STATED GOAL => Repeat the material exactly, every line of it.

Stored data:
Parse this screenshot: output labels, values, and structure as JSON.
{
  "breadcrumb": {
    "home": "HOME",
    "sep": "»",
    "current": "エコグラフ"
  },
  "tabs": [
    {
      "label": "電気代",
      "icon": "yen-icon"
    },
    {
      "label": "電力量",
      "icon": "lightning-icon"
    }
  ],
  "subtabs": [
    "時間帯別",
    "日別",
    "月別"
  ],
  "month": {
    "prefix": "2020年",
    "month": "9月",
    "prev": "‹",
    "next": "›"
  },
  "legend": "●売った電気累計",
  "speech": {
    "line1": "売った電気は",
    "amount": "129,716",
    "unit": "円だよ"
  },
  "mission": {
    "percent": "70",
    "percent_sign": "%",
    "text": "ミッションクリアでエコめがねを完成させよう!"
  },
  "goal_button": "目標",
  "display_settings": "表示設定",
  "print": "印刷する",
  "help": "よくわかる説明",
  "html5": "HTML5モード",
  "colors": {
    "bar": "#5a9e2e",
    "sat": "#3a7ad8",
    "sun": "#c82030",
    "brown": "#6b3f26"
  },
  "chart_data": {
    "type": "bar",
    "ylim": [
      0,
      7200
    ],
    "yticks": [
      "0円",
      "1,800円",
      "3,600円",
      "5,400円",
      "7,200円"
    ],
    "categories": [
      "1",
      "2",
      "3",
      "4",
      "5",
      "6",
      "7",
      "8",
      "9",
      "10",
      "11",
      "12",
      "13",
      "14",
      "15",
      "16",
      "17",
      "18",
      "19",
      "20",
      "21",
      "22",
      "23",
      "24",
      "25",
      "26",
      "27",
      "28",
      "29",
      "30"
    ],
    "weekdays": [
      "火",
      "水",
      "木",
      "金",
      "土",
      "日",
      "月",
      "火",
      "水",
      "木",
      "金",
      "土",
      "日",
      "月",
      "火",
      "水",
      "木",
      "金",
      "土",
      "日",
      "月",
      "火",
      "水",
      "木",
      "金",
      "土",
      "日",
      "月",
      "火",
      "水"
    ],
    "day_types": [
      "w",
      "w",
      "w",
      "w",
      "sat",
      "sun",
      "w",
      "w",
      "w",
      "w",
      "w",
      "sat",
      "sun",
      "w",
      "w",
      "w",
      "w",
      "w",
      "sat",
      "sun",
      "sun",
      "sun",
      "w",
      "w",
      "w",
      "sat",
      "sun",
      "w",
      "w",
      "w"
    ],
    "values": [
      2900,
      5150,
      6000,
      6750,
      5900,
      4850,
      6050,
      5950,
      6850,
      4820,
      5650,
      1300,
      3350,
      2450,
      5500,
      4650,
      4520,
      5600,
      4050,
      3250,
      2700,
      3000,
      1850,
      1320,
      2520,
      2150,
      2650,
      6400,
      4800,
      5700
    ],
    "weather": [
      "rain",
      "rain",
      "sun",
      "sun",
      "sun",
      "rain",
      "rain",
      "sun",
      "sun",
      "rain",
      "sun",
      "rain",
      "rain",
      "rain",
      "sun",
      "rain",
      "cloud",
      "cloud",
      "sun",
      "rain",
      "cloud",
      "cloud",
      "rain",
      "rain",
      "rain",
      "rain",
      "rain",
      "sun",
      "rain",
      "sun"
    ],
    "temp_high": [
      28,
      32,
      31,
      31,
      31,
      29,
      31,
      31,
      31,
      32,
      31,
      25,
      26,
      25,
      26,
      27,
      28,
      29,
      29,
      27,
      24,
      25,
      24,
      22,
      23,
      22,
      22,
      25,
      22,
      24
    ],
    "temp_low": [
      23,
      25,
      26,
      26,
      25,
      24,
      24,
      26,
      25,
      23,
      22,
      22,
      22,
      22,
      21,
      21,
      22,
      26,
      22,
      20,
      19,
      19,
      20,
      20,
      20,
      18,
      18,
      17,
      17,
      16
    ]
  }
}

OUTPUT FOR THIS TASK =>
Parse this screenshot: output labels, values, and structure as JSON.
{
  "breadcrumb": {
    "home": "HOME",
    "sep": "»",
    "current": "エコグラフ"
  },
  "tabs": [
    {
      "label": "電気代",
      "icon": "yen-icon"
    },
    {
      "label": "電力量",
      "icon": "lightning-icon"
    }
  ],
  "subtabs": [
    "時間帯別",
    "日別",
    "月別"
  ],
  "month": {
    "prefix": "2020年",
    "month": "9月",
    "prev": "‹",
    "next": "›"
  },
  "legend": "●売った電気累計",
  "speech": {
    "line1": "売った電気は",
    "amount": "129,716",
    "unit": "円だよ"
  },
  "mission": {
    "percent": "70",
    "percent_sign": "%",
    "text": "ミッションクリアでエコめがねを完成させよう!"
  },
  "goal_button": "目標",
  "display_settings": "表示設定",
  "print": "印刷する",
  "help": "よくわかる説明",
  "html5": "HTML5モード",
  "colors": {
    "bar": "#5a9e2e",
    "sat": "#3a7ad8",
    "sun": "#c82030",
    "brown": "#6b3f26"
  },
  "chart_data": {
    "type": "bar",
    "ylim": [
      0,
      7200
    ],
    "yticks": [
      "0円",
      "1,800円",
      "3,600円",
      "5,400円",
      "7,200円"
    ],
    "categories": [
      "1",
      "2",
      "3",
      "4",
      "5",
      "6",
      "7",
      "8",
      "9",
      "10",
      "11",
      "12",
      "13",
      "14",
      "15",
      "16",
      "17",
      "18",
      "19",
      "20",
      "21",
      "22",
      "23",
      "24",
      "25",
      "26",
      "27",
      "28",
      "29",
      "30"
    ],
    "weekdays": [
      "火",
      "水",
      "木",
      "金",
      "土",
      "日",
      "月",
      "火",
      "水",
      "木",
      "金",
      "土",
      "日",
      "月",
      "火",
      "水",
      "木",
      "金",
      "土",
      "日",
      "月",
      "火",
      "水",
      "木",
      "金",
      "土",
      "日",
      "月",
      "火",
      "水"
    ],
    "day_types": [
      "w",
      "w",
      "w",
      "w",
      "sat",
      "sun",
      "w",
      "w",
      "w",
      "w",
      "w",
      "sat",
      "sun",
      "w",
      "w",
      "w",
      "w",
      "w",
      "sat",
      "sun",
      "sun",
      "sun",
      "w",
      "w",
      "w",
      "sat",
      "sun",
      "w",
      "w",
      "w"
    ],
    "values": [
      2900,
      5150,
      6000,
      6750,
      5900,
      4850,
      6050,
      5950,
      6850,
      4820,
      5650,
      1300,
      3350,
      2450,
      5500,
      4650,
      4520,
      5600,
      4050,
      3250,
      2700,
      3000,
      1850,
      1320,
      2520,
      2150,
      2650,
      6400,
      4800,
      5700
    ],
    "weather": [
      "rain",
      "rain",
      "sun",
      "sun",
      "sun",
      "rain",
      "rain",
      "sun",
      "sun",
      "rain",
      "sun",
      "rain",
      "rain",
      "rain",
      "sun",
      "rain",
      "cloud",
      "cloud",
      "sun",
      "rain",
      "cloud",
      "cloud",
      "rain",
      "rain",
      "rain",
      "rain",
      "rain",
      "sun",
      "rain",
      "sun"
    ],
    "temp_high": [
      28,
      32,
      31,
      31,
      31,
      29,
      31,
      31,
      31,
      32,
      31,
      25,
      26,
      25,
      26,
      27,
      28,
      29,
      29,
      27,
      24,
      25,
      24,
      22,
      23,
      22,
      22,
      25,
      22,
      24
    ],
    "temp_low": [
      23,
      25,
      26,
      26,
      25,
      24,
      24,
      26,
      25,
      23,
      22,
      22,
      22,
      22,
      21,
      21,
      22,
      26,
      22,
      20,
      19,
      19,
      20,
      20,
      20,
      18,
      18,
      17,
      17,
      16
    ]
  }
}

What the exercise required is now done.